┌──

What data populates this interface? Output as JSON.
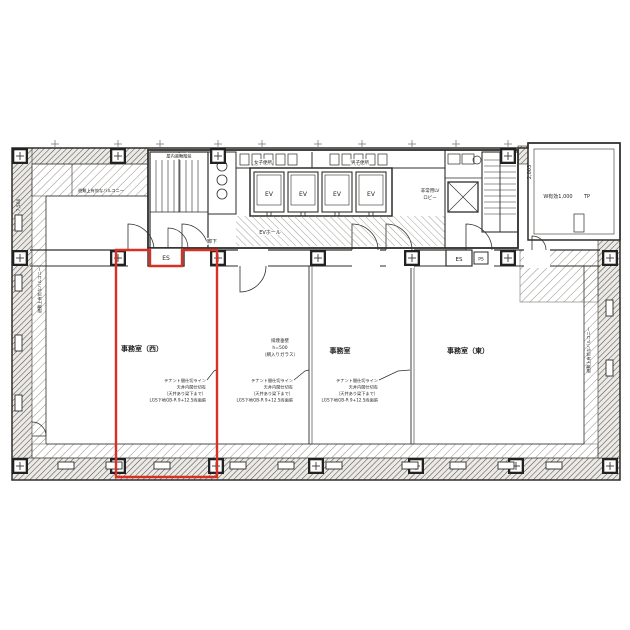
{
  "palette": {
    "line": "#2e2d2b",
    "accent_red": "#d93025",
    "hatch": "#8a867f"
  },
  "rooms": {
    "west": "事務室（西）",
    "center": "事務室",
    "east": "事務室（東）"
  },
  "core": {
    "stair_label": "屋内避難階段",
    "wc_women": "女子便所",
    "wc_men": "男子便所",
    "ev": "EV",
    "ev_hall": "EVホール",
    "emergency_lv_1": "非常用LV",
    "emergency_lv_2": "ロビー",
    "corridor": "廊下",
    "es_west": "ES",
    "es_east": "ES",
    "ps": "PS"
  },
  "terrace": {
    "depth_dim": "2,003",
    "width_label": "W有効1,000",
    "tp": "TP"
  },
  "notes": {
    "balcony": "避難上有効なバルコニー",
    "smoke_1": "排煙垂壁",
    "smoke_2": "h=500",
    "smoke_3": "（網入りガラス）",
    "tenant_1": "テナント間仕切ライン",
    "tenant_2": "天井内間仕切有",
    "tenant_3": "（天井あり梁下まで）",
    "tenant_4": "LGS下地GB-R 9+12.5両面張",
    "dim_left": "7,500"
  }
}
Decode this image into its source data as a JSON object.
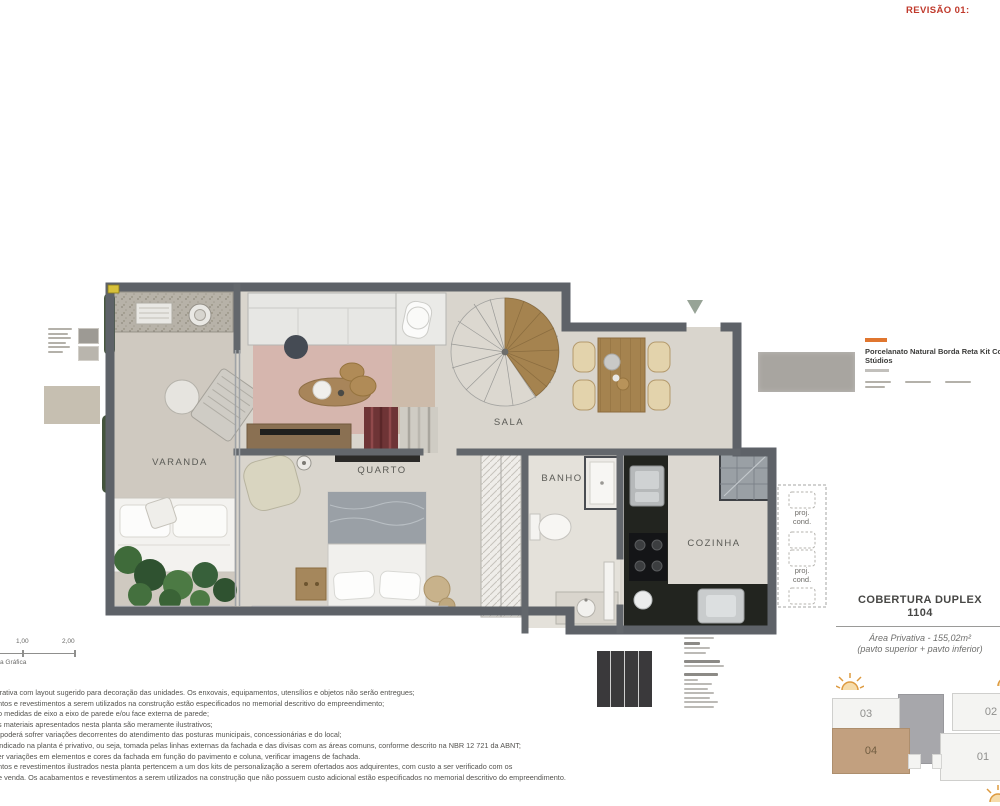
{
  "revision": "REVISÃO 01:",
  "plan": {
    "rooms": [
      {
        "id": "varanda",
        "label": "VARANDA"
      },
      {
        "id": "quarto",
        "label": "QUARTO"
      },
      {
        "id": "sala",
        "label": "SALA"
      },
      {
        "id": "banho",
        "label": "BANHO"
      },
      {
        "id": "cozinha",
        "label": "COZINHA"
      }
    ],
    "proj_cond": {
      "line1": "proj.",
      "line2": "cond."
    }
  },
  "material": {
    "title_line1": "Porcelanato Natural Borda Reta Kit Co",
    "title_line2": "Stúdios"
  },
  "unit_info": {
    "title_line1": "COBERTURA DUPLEX",
    "title_line2": "1104",
    "area": "Área Privativa - 155,02m²",
    "pavements": "(pavto superior + pavto inferior)"
  },
  "scale_bar": {
    "tick1": "1,00",
    "tick2": "2,00",
    "caption": "a Gráfica"
  },
  "keyplan": {
    "units": [
      {
        "label": "03",
        "highlighted": false
      },
      {
        "label": "02",
        "highlighted": false
      },
      {
        "label": "04",
        "highlighted": true
      },
      {
        "label": "01",
        "highlighted": false
      }
    ],
    "highlight_color": "#c2a07f"
  },
  "disclaimer": {
    "lines": [
      "strativa com layout sugerido para decoração das unidades. Os enxovais, equipamentos, utensílios e objetos não serão entregues;",
      "entos e revestimentos a serem utilizados na construção estão especificados no memorial descritivo do empreendimento;",
      "ão medidas de eixo a eixo de parede e/ou face externa de parede;",
      "os materiais apresentados nesta planta são meramente ilustrativos;",
      "a poderá sofrer variações decorrentes do atendimento das posturas municipais, concessionárias e do local;",
      "l indicado na planta é privativo, ou seja, tomada pelas linhas externas da fachada e das divisas com as áreas comuns, conforme descrito na NBR 12 721 da ABNT;",
      "ver variações em elementos e cores da fachada em função do pavimento e coluna, verificar imagens de fachada.",
      "entos e revestimentos ilustrados nesta planta pertencem a um dos kits de personalização a serem ofertados aos adquirentes, com custo a ser verificado com os",
      "de venda. Os acabamentos e revestimentos a serem utilizados na construção que não possuem custo adicional estão especificados no memorial descritivo do empreendimento."
    ]
  },
  "colors": {
    "revision_red": "#c0392b",
    "wall_gray": "#5e6268",
    "floor": "#d9d5cd",
    "wood": "#a5834f",
    "rug_pink": "#d6b6ae",
    "keyplan_highlight": "#c2a07f",
    "sun_orange": "#dd9a3f"
  }
}
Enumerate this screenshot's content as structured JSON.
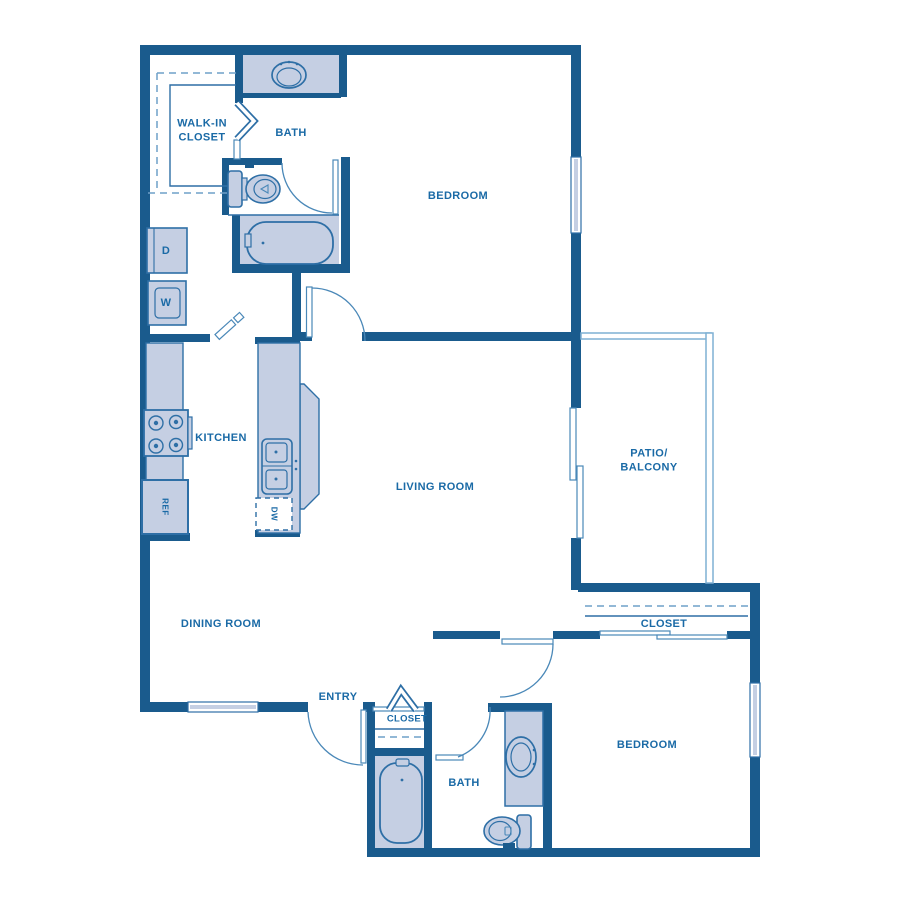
{
  "title": "Two bedroom / two bath apartment floor plan",
  "colors": {
    "wall": "#1a5b8d",
    "fixture_fill": "#c5cfe3",
    "line": "#2e6fa6",
    "arc": "#4a88b8",
    "dashed": "#6fa0c8",
    "patio_line": "#7fb0d4",
    "text": "#1a6aa6",
    "bg": "#ffffff"
  },
  "rooms": {
    "bedroom1": "BEDROOM",
    "bath1": "BATH",
    "walk_in_closet": "WALK-IN CLOSET",
    "kitchen": "KITCHEN",
    "living_room": "LIVING ROOM",
    "dining_room": "DINING ROOM",
    "patio": "PATIO/ BALCONY",
    "entry": "ENTRY",
    "entry_closet": "CLOSET",
    "bath2": "BATH",
    "bedroom2": "BEDROOM",
    "closet2": "CLOSET"
  },
  "appliances": {
    "dryer": "D",
    "washer": "W",
    "refrigerator": "REF",
    "dishwasher": "DW"
  }
}
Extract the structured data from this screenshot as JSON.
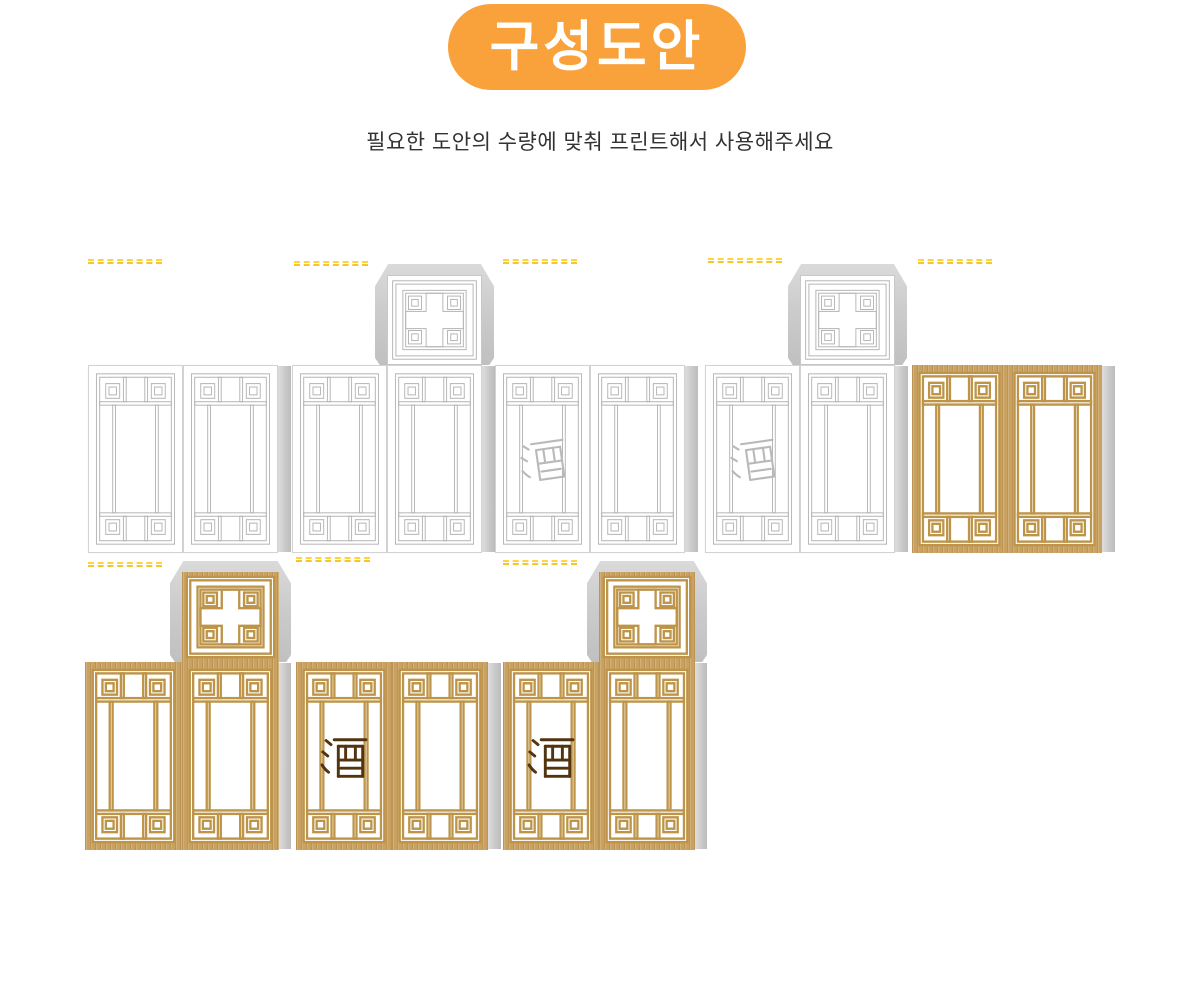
{
  "page": {
    "width": 1200,
    "height": 999,
    "background": "#ffffff"
  },
  "header": {
    "badge_label": "구성도안",
    "badge_color": "#f9a23b",
    "badge_text_color": "#ffffff",
    "subtitle": "필요한 도안의 수량에 맞춰 프린트해서 사용해주세요",
    "subtitle_color": "#333333"
  },
  "glyph": {
    "character": "酒",
    "outline_color": "#b9b9b9",
    "solid_color": "#533411"
  },
  "colors": {
    "white_lattice": "#b3b3b3",
    "panel_border": "#d3d3d3",
    "gold_wood": "#c9a160",
    "gold_lattice": "#bd9448",
    "glue_flap_light": "#dadada",
    "glue_flap_dark": "#c0c0c0",
    "watermark_yellow": "#fed33c"
  },
  "groups": [
    {
      "id": "top-1",
      "x": 88,
      "y": 365,
      "panel_w": 95,
      "panel_h": 188,
      "theme": "white",
      "lid": null,
      "panels": [
        "plain",
        "plain"
      ],
      "dash": {
        "x": 88,
        "y": 259
      },
      "tab_w": 13
    },
    {
      "id": "top-2",
      "x": 292,
      "y": 365,
      "panel_w": 95,
      "panel_h": 188,
      "theme": "white",
      "lid": "right",
      "panels": [
        "plain",
        "plain"
      ],
      "dash": {
        "x": 294,
        "y": 261
      },
      "tab_w": 13
    },
    {
      "id": "top-3",
      "x": 495,
      "y": 365,
      "panel_w": 95,
      "panel_h": 188,
      "theme": "white",
      "lid": null,
      "panels": [
        "jiu-outline",
        "plain"
      ],
      "dash": {
        "x": 503,
        "y": 259
      },
      "tab_w": 13
    },
    {
      "id": "top-4",
      "x": 705,
      "y": 365,
      "panel_w": 95,
      "panel_h": 188,
      "theme": "white",
      "lid": "right",
      "panels": [
        "jiu-outline",
        "plain"
      ],
      "dash": {
        "x": 708,
        "y": 258
      },
      "tab_w": 13
    },
    {
      "id": "top-5",
      "x": 912,
      "y": 365,
      "panel_w": 95,
      "panel_h": 188,
      "theme": "gold",
      "lid": null,
      "panels": [
        "plain",
        "plain"
      ],
      "dash": {
        "x": 918,
        "y": 259
      },
      "tab_w": 13
    },
    {
      "id": "bottom-1",
      "x": 85,
      "y": 662,
      "panel_w": 97,
      "panel_h": 188,
      "theme": "gold",
      "lid": "right",
      "panels": [
        "plain",
        "plain"
      ],
      "dash": {
        "x": 88,
        "y": 562
      },
      "tab_w": 12
    },
    {
      "id": "bottom-2",
      "x": 296,
      "y": 662,
      "panel_w": 96,
      "panel_h": 188,
      "theme": "gold",
      "lid": null,
      "panels": [
        "jiu-solid",
        "plain"
      ],
      "dash": {
        "x": 296,
        "y": 557
      },
      "tab_w": 13
    },
    {
      "id": "bottom-3",
      "x": 503,
      "y": 662,
      "panel_w": 96,
      "panel_h": 188,
      "theme": "gold",
      "lid": "right",
      "panels": [
        "jiu-solid",
        "plain"
      ],
      "dash": {
        "x": 503,
        "y": 560
      },
      "tab_w": 12
    }
  ],
  "lid_geometry": {
    "square_h": 90,
    "backing_h": 101,
    "backing_extra_w": 24,
    "square_drop": 11
  }
}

└──

Find the word "construção" in the entries above and gather every line that holds it.

      "entos e revestimentos a serem utilizados na construção estão especificados no memorial descritivo do empreendimento;",
      "de venda. Os acabamentos e revestimentos a serem utilizados na construção que não possuem custo adicional estão especificados no memorial descritivo do empreendimento."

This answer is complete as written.